• Aim:
Output all the material that follows, exactly as given.

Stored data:
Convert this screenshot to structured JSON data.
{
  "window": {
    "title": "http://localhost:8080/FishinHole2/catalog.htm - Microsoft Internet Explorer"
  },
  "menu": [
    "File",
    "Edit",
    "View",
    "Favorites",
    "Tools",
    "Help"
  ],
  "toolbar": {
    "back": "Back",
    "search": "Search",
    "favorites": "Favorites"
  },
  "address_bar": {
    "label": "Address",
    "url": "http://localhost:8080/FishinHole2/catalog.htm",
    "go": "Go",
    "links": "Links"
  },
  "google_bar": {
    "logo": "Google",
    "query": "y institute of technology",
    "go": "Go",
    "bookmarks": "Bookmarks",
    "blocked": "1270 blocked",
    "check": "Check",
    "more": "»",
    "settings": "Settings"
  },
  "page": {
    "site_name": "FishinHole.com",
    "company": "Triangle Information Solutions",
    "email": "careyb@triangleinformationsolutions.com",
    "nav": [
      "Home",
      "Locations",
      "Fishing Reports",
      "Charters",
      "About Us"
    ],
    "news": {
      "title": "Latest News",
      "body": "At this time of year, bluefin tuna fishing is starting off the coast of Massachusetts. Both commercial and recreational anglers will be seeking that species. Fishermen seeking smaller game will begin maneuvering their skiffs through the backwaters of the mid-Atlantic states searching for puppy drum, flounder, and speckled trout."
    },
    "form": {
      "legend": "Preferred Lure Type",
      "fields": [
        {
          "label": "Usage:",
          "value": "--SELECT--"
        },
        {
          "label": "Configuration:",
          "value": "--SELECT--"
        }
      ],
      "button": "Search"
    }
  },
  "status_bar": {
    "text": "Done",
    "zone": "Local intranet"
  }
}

• Result of this task:
Convert this screenshot to structured JSON data.
{
  "window": {
    "title": "http://localhost:8080/FishinHole2/catalog.htm - Microsoft Internet Explorer"
  },
  "menu": [
    "File",
    "Edit",
    "View",
    "Favorites",
    "Tools",
    "Help"
  ],
  "toolbar": {
    "back": "Back",
    "search": "Search",
    "favorites": "Favorites"
  },
  "address_bar": {
    "label": "Address",
    "url": "http://localhost:8080/FishinHole2/catalog.htm",
    "go": "Go",
    "links": "Links"
  },
  "google_bar": {
    "logo": "Google",
    "query": "y institute of technology",
    "go": "Go",
    "bookmarks": "Bookmarks",
    "blocked": "1270 blocked",
    "check": "Check",
    "more": "»",
    "settings": "Settings"
  },
  "page": {
    "site_name": "FishinHole.com",
    "company": "Triangle Information Solutions",
    "email": "careyb@triangleinformationsolutions.com",
    "nav": [
      "Home",
      "Locations",
      "Fishing Reports",
      "Charters",
      "About Us"
    ],
    "news": {
      "title": "Latest News",
      "body": "At this time of year, bluefin tuna fishing is starting off the coast of Massachusetts. Both commercial and recreational anglers will be seeking that species. Fishermen seeking smaller game will begin maneuvering their skiffs through the backwaters of the mid-Atlantic states searching for puppy drum, flounder, and speckled trout."
    },
    "form": {
      "legend": "Preferred Lure Type",
      "fields": [
        {
          "label": "Usage:",
          "value": "--SELECT--"
        },
        {
          "label": "Configuration:",
          "value": "--SELECT--"
        }
      ],
      "button": "Search"
    }
  },
  "status_bar": {
    "text": "Done",
    "zone": "Local intranet"
  }
}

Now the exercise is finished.